▶ **YOUR OBJECTIVE**: In the listing below, find every line with the string "Number" and pull it out.

══════════

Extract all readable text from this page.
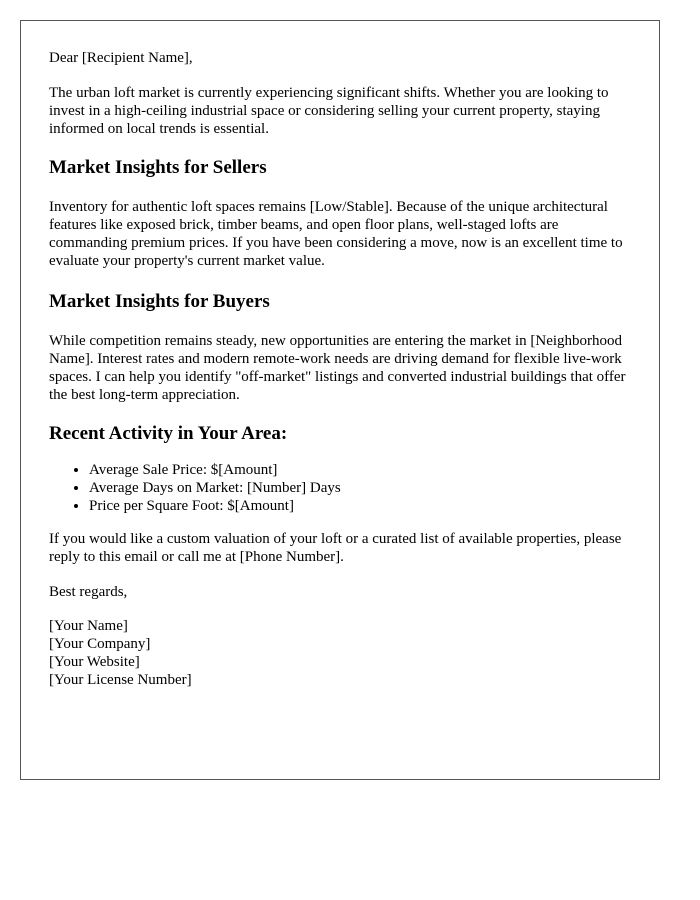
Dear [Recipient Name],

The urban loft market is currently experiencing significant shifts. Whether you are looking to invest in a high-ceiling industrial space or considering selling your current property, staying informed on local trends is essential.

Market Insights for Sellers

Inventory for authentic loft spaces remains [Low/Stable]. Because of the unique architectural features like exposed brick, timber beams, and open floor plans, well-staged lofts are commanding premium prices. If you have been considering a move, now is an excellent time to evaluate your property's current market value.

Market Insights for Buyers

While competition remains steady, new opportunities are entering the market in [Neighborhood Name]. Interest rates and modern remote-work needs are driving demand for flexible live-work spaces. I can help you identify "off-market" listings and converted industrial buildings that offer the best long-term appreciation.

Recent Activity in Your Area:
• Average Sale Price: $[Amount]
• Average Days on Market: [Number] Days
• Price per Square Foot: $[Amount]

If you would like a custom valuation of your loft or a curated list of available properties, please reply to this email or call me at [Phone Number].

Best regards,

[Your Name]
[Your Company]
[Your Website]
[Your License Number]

══════════

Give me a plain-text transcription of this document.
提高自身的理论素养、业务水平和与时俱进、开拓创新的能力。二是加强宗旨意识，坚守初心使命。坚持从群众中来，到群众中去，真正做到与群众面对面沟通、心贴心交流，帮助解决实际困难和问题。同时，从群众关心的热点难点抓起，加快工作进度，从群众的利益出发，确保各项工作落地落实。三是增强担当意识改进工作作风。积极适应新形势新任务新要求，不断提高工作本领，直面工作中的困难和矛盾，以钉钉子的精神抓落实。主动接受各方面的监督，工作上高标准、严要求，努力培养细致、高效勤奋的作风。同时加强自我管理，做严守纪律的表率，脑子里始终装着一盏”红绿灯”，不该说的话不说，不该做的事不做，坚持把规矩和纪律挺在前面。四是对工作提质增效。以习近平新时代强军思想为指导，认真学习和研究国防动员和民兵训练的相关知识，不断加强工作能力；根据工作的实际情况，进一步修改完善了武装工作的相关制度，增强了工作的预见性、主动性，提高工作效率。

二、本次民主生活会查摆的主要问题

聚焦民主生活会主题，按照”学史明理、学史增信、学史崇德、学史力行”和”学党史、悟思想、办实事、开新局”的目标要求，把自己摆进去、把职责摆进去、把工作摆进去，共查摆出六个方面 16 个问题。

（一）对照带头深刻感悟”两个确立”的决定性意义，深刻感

══════════

▶ **THE ANSWER**:
• Average Days on Market: [Number] Days
If you would like a custom valuation of your loft or a curated list of available properties, please reply to this email or call me at [Phone Number].
[Your License Number]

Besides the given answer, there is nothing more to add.